Write out all the entries word for word and omit any pictures.

☆ ☆ ☆ ☆ ☆ ☆ ☆

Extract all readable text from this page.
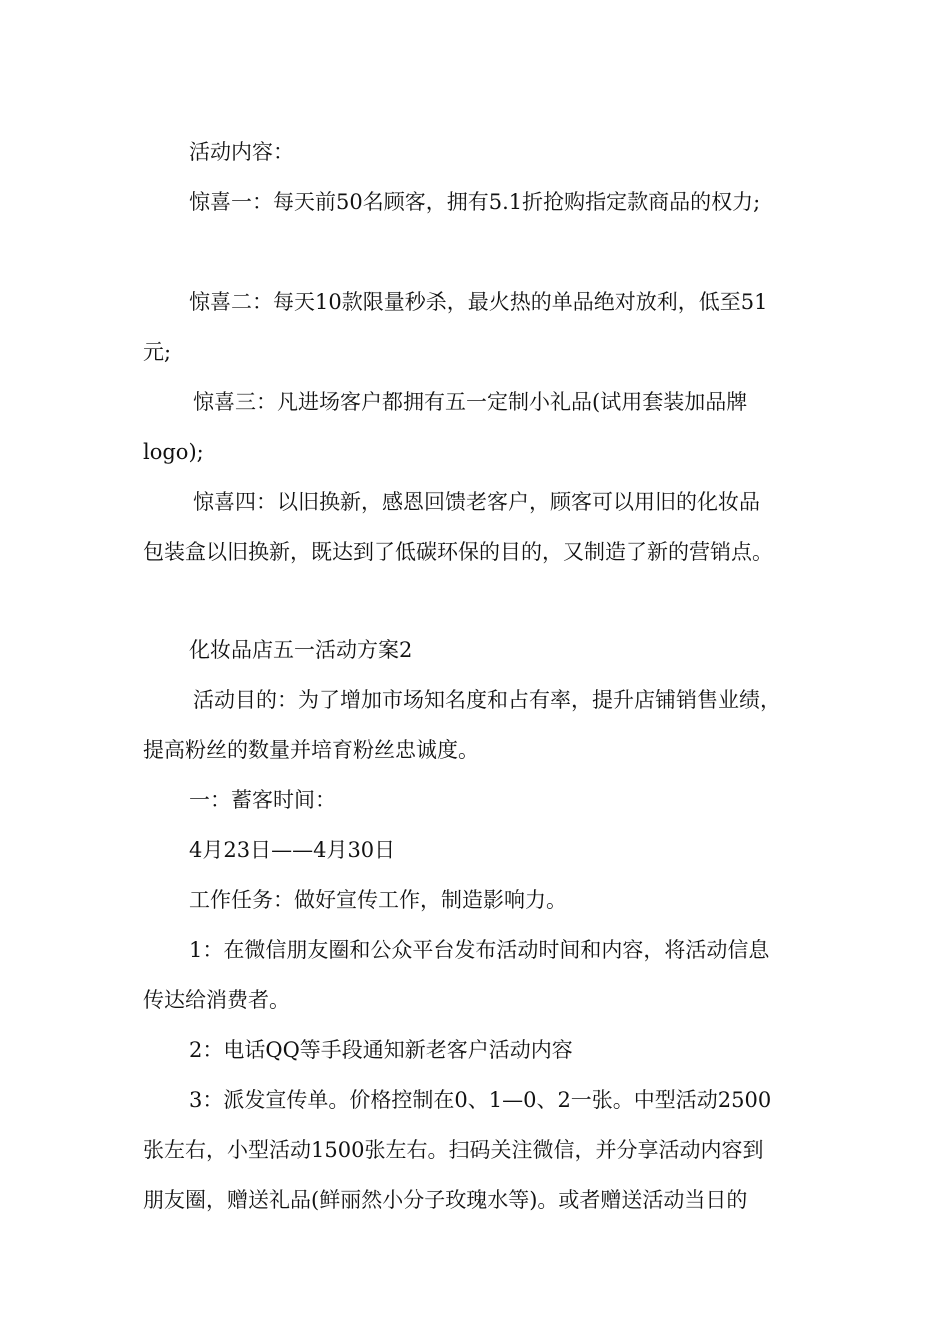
活动内容：
惊喜一：每天前50名顾客，拥有5.1折抢购指定款商品的权力;
惊喜二：每天10款限量秒杀，最火热的单品绝对放利，低至51
元;
惊喜三：凡进场客户都拥有五一定制小礼品(试用套装加品牌
logo);
惊喜四：以旧换新，感恩回馈老客户，顾客可以用旧的化妆品
包装盒以旧换新，既达到了低碳环保的目的，又制造了新的营销点。
化妆品店五一活动方案2
活动目的：为了增加市场知名度和占有率，提升店铺销售业绩，
提高粉丝的数量并培育粉丝忠诚度。
一：蓄客时间：
4月23日——4月30日
工作任务：做好宣传工作，制造影响力。
1：在微信朋友圈和公众平台发布活动时间和内容，将活动信息
传达给消费者。
2：电话QQ等手段通知新老客户活动内容
3：派发宣传单。价格控制在0、1—0、2一张。中型活动2500
张左右，小型活动1500张左右。扫码关注微信，并分享活动内容到
朋友圈，赠送礼品(鲜丽然小分子玫瑰水等)。或者赠送活动当日的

☆ ☆ ☆ ☆ ☆ ☆ ☆

# [TASK ANSWER]
Extract all readable text from this page.
活动内容：
惊喜一：每天前50名顾客，拥有5.1折抢购指定款商品的权力;
惊喜二：每天10款限量秒杀，最火热的单品绝对放利，低至51
元;
惊喜三：凡进场客户都拥有五一定制小礼品(试用套装加品牌
logo);
惊喜四：以旧换新，感恩回馈老客户，顾客可以用旧的化妆品
包装盒以旧换新，既达到了低碳环保的目的，又制造了新的营销点。
化妆品店五一活动方案2
活动目的：为了增加市场知名度和占有率，提升店铺销售业绩，
提高粉丝的数量并培育粉丝忠诚度。
一：蓄客时间：
4月23日——4月30日
工作任务：做好宣传工作，制造影响力。
1：在微信朋友圈和公众平台发布活动时间和内容，将活动信息
传达给消费者。
2：电话QQ等手段通知新老客户活动内容
3：派发宣传单。价格控制在0、1—0、2一张。中型活动2500
张左右，小型活动1500张左右。扫码关注微信，并分享活动内容到
朋友圈，赠送礼品(鲜丽然小分子玫瑰水等)。或者赠送活动当日的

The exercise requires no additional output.